Objective -> Repeat every record below exactly, leaving out the pictures.

Dataset records:

-- begin --

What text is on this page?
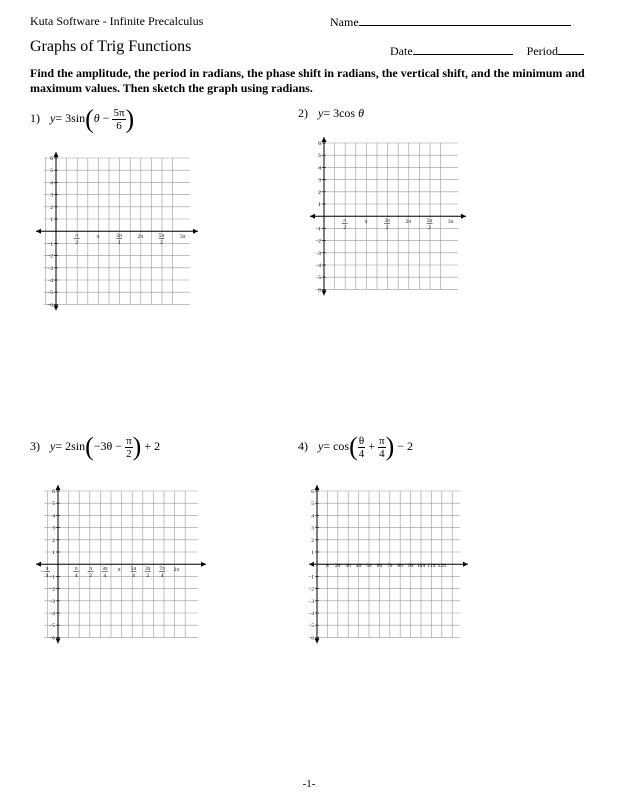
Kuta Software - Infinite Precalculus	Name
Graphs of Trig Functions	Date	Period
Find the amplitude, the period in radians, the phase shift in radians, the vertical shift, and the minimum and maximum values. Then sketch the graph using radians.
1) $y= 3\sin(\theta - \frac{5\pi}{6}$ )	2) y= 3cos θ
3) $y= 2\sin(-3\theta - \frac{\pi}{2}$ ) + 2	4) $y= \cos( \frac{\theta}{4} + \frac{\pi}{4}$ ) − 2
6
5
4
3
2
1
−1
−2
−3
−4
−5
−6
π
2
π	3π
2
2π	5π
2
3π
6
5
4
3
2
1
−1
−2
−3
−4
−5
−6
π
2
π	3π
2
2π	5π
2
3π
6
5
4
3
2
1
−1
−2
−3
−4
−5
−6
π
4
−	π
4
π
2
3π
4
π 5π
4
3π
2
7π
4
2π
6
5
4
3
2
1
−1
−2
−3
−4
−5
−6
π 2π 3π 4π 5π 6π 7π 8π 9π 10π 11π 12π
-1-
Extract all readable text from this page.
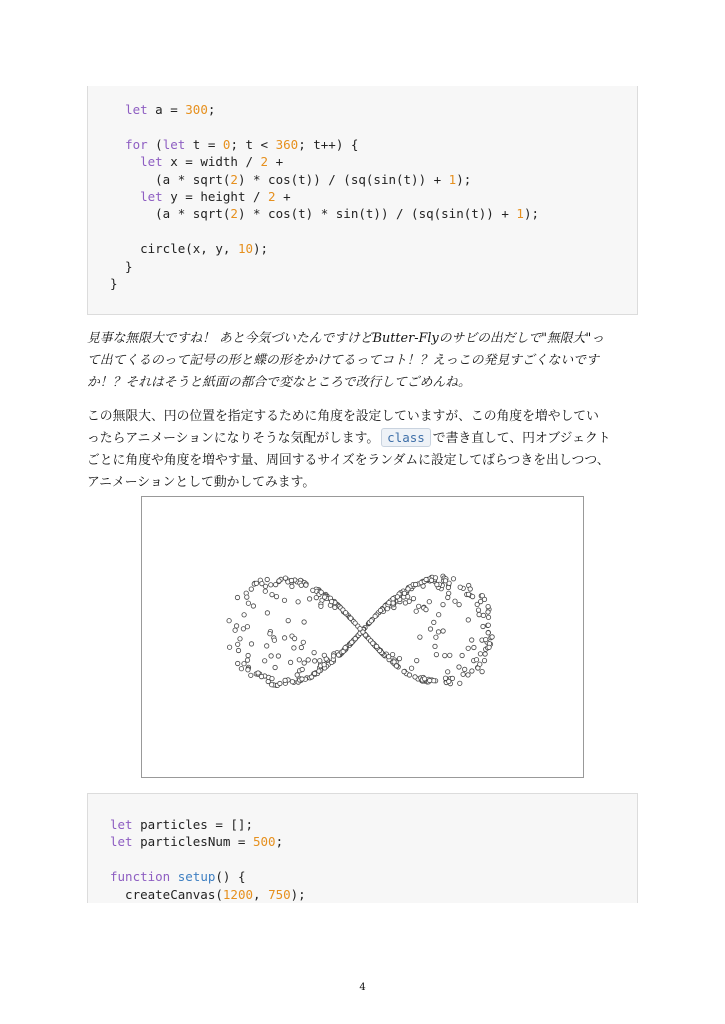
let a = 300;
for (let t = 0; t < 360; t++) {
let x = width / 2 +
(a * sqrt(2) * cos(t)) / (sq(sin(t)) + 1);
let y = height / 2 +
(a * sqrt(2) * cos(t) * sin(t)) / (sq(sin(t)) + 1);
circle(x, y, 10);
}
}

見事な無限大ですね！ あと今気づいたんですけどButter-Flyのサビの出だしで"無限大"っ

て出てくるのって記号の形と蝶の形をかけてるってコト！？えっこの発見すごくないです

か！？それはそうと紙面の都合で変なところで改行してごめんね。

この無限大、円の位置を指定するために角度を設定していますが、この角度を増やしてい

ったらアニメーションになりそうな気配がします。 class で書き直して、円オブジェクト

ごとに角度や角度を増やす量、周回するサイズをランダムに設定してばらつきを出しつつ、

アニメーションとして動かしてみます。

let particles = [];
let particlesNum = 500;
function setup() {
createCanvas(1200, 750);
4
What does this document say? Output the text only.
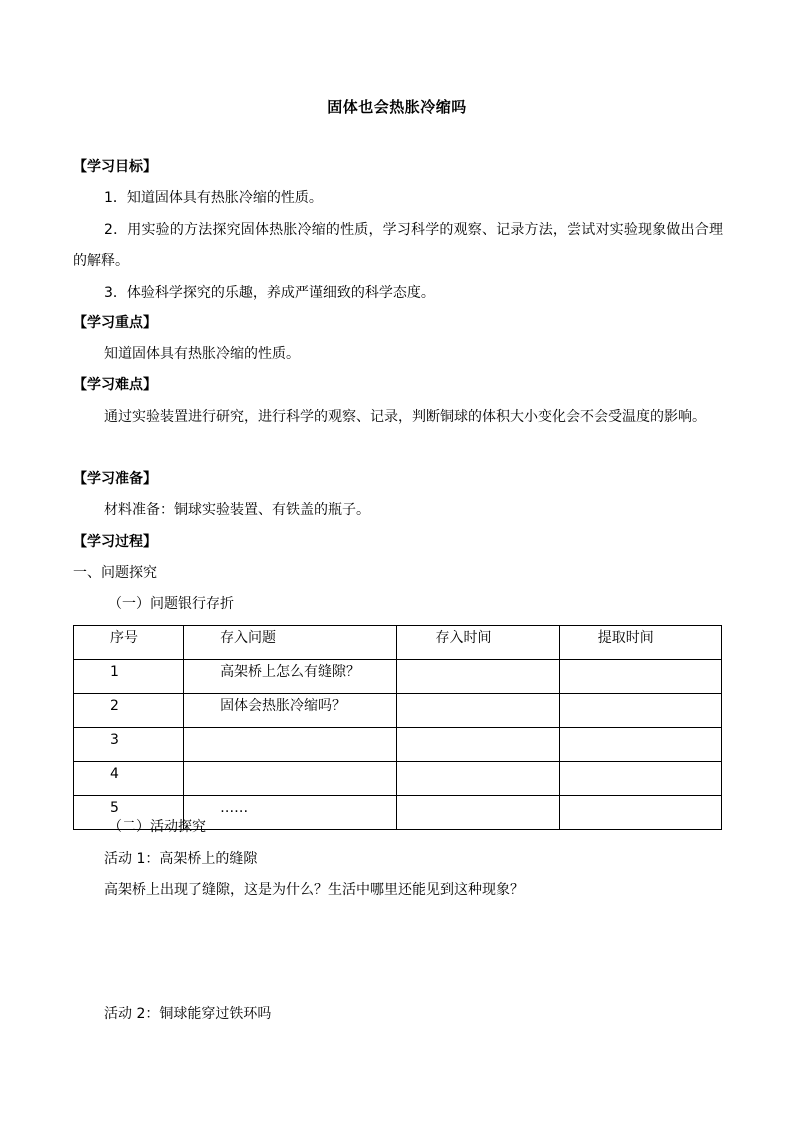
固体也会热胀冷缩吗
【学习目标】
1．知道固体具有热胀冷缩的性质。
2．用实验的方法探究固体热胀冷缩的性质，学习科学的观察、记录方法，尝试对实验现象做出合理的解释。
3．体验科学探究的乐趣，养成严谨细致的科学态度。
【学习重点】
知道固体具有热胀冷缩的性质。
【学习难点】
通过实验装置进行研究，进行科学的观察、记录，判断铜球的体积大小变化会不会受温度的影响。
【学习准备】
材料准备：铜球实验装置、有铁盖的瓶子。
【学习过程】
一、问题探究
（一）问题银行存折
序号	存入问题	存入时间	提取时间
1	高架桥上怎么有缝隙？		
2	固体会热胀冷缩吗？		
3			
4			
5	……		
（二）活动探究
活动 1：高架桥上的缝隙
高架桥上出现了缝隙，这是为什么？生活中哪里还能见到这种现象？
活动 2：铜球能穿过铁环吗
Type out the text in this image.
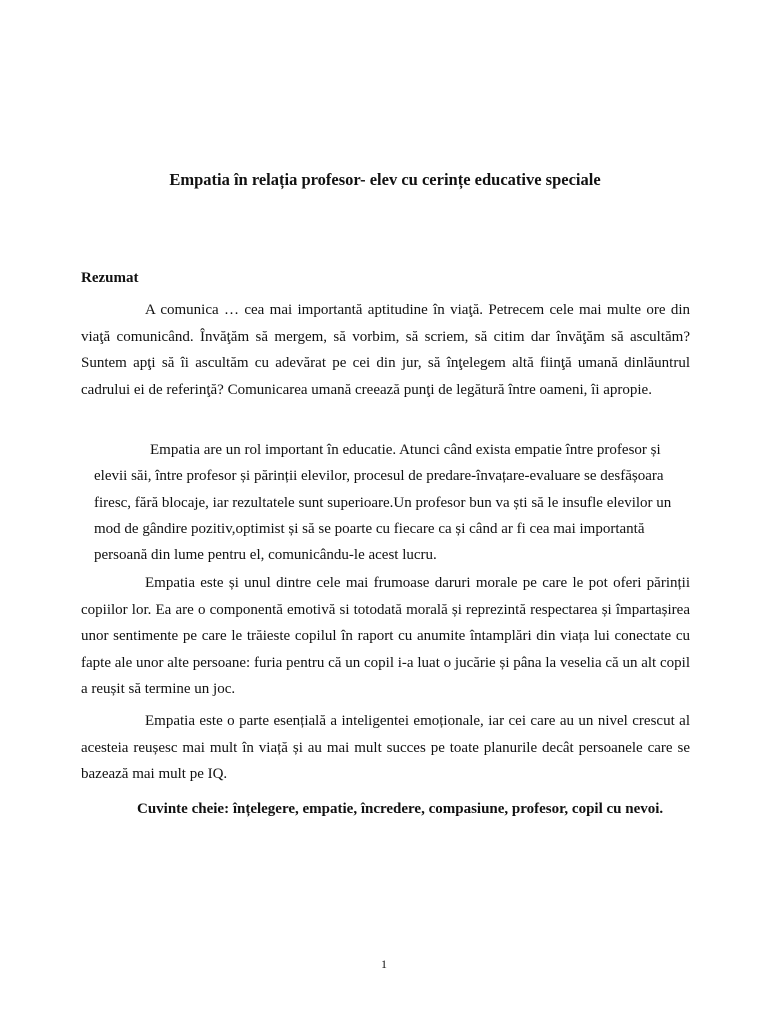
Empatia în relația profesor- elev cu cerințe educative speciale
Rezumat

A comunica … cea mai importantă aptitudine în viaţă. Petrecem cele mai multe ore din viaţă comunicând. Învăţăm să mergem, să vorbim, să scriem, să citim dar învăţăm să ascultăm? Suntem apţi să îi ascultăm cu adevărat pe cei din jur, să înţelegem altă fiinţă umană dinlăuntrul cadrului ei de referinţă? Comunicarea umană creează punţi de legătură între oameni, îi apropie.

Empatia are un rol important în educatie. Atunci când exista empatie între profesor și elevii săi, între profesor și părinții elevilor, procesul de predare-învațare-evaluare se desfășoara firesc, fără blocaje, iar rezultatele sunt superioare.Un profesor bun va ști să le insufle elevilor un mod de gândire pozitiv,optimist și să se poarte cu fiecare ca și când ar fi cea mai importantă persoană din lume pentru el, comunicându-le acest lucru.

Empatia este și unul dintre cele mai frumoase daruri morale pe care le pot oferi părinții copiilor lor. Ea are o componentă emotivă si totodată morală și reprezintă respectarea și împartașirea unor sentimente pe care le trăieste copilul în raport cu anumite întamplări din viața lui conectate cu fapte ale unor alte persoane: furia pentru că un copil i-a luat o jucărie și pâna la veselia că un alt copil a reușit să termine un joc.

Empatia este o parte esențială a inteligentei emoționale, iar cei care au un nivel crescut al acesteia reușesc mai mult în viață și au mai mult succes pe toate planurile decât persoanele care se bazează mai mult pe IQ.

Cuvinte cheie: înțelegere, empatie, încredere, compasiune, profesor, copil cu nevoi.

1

-- end --

Solution ->
What text is on this page?
Kuta Software - Infinite Precalculus	Name
Graphs of Trig Functions	Date	Period
Find the amplitude, the period in radians, the phase shift in radians, the vertical shift, and the minimum and maximum values. Then sketch the graph using radians.
1) $y= 3\sin(\theta - \frac{5\pi}{6}$ )	2) y= 3cos θ
3) $y= 2\sin(-3\theta - \frac{\pi}{2}$ ) + 2	4) $y= \cos( \frac{\theta}{4} + \frac{\pi}{4}$ ) − 2
6
5
4
3
2
1
−1
−2
−3
−4
−5
−6
π
2
π	3π
2
2π	5π
2
3π
6
5
4
3
2
1
−1
−2
−3
−4
−5
−6
π
2
π	3π
2
2π	5π
2
3π
6
5
4
3
2
1
−1
−2
−3
−4
−5
−6
π
4
−	π
4
π
2
3π
4
π 5π
4
3π
2
7π
4
2π
6
5
4
3
2
1
−1
−2
−3
−4
−5
−6
π 2π 3π 4π 5π 6π 7π 8π 9π 10π 11π 12π
-1-
Extract all readable text from this page.
let a = 300;
for (let t = 0; t < 360; t++) {
let x = width / 2 +
(a * sqrt(2) * cos(t)) / (sq(sin(t)) + 1);
let y = height / 2 +
(a * sqrt(2) * cos(t) * sin(t)) / (sq(sin(t)) + 1);
circle(x, y, 10);
}
}

見事な無限大ですね！ あと今気づいたんですけどButter-Flyのサビの出だしで"無限大"っ

て出てくるのって記号の形と蝶の形をかけてるってコト！？えっこの発見すごくないです

か！？それはそうと紙面の都合で変なところで改行してごめんね。

この無限大、円の位置を指定するために角度を設定していますが、この角度を増やしてい

ったらアニメーションになりそうな気配がします。 class で書き直して、円オブジェクト

ごとに角度や角度を増やす量、周回するサイズをランダムに設定してばらつきを出しつつ、

アニメーションとして動かしてみます。

let particles = [];
let particlesNum = 500;
function setup() {
createCanvas(1200, 750);
4
What does this document say? Output the text only.
固体也会热胀冷缩吗
【学习目标】
1．知道固体具有热胀冷缩的性质。
2．用实验的方法探究固体热胀冷缩的性质，学习科学的观察、记录方法，尝试对实验现象做出合理的解释。
3．体验科学探究的乐趣，养成严谨细致的科学态度。
【学习重点】
知道固体具有热胀冷缩的性质。
【学习难点】
通过实验装置进行研究，进行科学的观察、记录，判断铜球的体积大小变化会不会受温度的影响。
【学习准备】
材料准备：铜球实验装置、有铁盖的瓶子。
【学习过程】
一、问题探究
（一）问题银行存折
序号	存入问题	存入时间	提取时间
1	高架桥上怎么有缝隙？		
2	固体会热胀冷缩吗？		
3			
4			
5	……		
（二）活动探究
活动 1：高架桥上的缝隙
高架桥上出现了缝隙，这是为什么？生活中哪里还能见到这种现象？
活动 2：铜球能穿过铁环吗
Type out the text in this image.
Empatia în relația profesor- elev cu cerințe educative speciale
Rezumat

A comunica … cea mai importantă aptitudine în viaţă. Petrecem cele mai multe ore din viaţă comunicând. Învăţăm să mergem, să vorbim, să scriem, să citim dar învăţăm să ascultăm? Suntem apţi să îi ascultăm cu adevărat pe cei din jur, să înţelegem altă fiinţă umană dinlăuntrul cadrului ei de referinţă? Comunicarea umană creează punţi de legătură între oameni, îi apropie.

Empatia are un rol important în educatie. Atunci când exista empatie între profesor și elevii săi, între profesor și părinții elevilor, procesul de predare-învațare-evaluare se desfășoara firesc, fără blocaje, iar rezultatele sunt superioare.Un profesor bun va ști să le insufle elevilor un mod de gândire pozitiv,optimist și să se poarte cu fiecare ca și când ar fi cea mai importantă persoană din lume pentru el, comunicându-le acest lucru.

Empatia este și unul dintre cele mai frumoase daruri morale pe care le pot oferi părinții copiilor lor. Ea are o componentă emotivă si totodată morală și reprezintă respectarea și împartașirea unor sentimente pe care le trăieste copilul în raport cu anumite întamplări din viața lui conectate cu fapte ale unor alte persoane: furia pentru că un copil i-a luat o jucărie și pâna la veselia că un alt copil a reușit să termine un joc.

Empatia este o parte esențială a inteligentei emoționale, iar cei care au un nivel crescut al acesteia reușesc mai mult în viață și au mai mult succes pe toate planurile decât persoanele care se bazează mai mult pe IQ.

Cuvinte cheie: înțelegere, empatie, încredere, compasiune, profesor, copil cu nevoi.

1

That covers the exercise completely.